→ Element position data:
☆ ☆ ☆ ☆ ☆

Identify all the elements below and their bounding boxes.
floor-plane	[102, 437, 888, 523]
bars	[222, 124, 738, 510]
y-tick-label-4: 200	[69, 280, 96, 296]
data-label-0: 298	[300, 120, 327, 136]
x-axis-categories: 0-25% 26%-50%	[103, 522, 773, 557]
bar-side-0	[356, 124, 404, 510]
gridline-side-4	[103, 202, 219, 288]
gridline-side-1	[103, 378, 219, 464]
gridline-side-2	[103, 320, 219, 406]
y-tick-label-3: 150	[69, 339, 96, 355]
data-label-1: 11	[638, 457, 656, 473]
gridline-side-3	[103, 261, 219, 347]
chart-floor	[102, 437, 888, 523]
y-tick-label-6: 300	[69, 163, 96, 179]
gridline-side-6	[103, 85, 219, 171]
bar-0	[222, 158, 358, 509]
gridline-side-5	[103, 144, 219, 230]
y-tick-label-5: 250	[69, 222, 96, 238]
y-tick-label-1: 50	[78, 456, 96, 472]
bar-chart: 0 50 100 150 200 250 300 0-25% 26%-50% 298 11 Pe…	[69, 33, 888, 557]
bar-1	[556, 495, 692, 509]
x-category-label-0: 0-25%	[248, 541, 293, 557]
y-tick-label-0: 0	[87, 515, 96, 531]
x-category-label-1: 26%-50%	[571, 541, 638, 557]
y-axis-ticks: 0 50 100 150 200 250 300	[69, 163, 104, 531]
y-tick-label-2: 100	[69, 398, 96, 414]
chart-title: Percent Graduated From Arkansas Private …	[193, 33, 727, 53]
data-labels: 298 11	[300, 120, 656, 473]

☆ ☆ ☆ ☆ ☆

→ REQUIRED TASK: Copy the listing above line for line, without changing anything.

→ EXERCISE RESPONSE:
Identify all the elements below and their bounding boxes.
floor-plane	[102, 437, 888, 523]
bars	[222, 124, 738, 510]
y-tick-label-4: 200	[69, 280, 96, 296]
data-label-0: 298	[300, 120, 327, 136]
x-axis-categories: 0-25% 26%-50%	[103, 522, 773, 557]
bar-side-0	[356, 124, 404, 510]
gridline-side-4	[103, 202, 219, 288]
gridline-side-1	[103, 378, 219, 464]
gridline-side-2	[103, 320, 219, 406]
y-tick-label-3: 150	[69, 339, 96, 355]
data-label-1: 11	[638, 457, 656, 473]
gridline-side-3	[103, 261, 219, 347]
chart-floor	[102, 437, 888, 523]
y-tick-label-6: 300	[69, 163, 96, 179]
gridline-side-6	[103, 85, 219, 171]
bar-0	[222, 158, 358, 509]
gridline-side-5	[103, 144, 219, 230]
y-tick-label-5: 250	[69, 222, 96, 238]
y-tick-label-1: 50	[78, 456, 96, 472]
bar-chart: 0 50 100 150 200 250 300 0-25% 26%-50% 298 11 Pe…	[69, 33, 888, 557]
bar-1	[556, 495, 692, 509]
x-category-label-0: 0-25%	[248, 541, 293, 557]
y-tick-label-0: 0	[87, 515, 96, 531]
x-category-label-1: 26%-50%	[571, 541, 638, 557]
y-axis-ticks: 0 50 100 150 200 250 300	[69, 163, 104, 531]
y-tick-label-2: 100	[69, 398, 96, 414]
chart-title: Percent Graduated From Arkansas Private …	[193, 33, 727, 53]
data-labels: 298 11	[300, 120, 656, 473]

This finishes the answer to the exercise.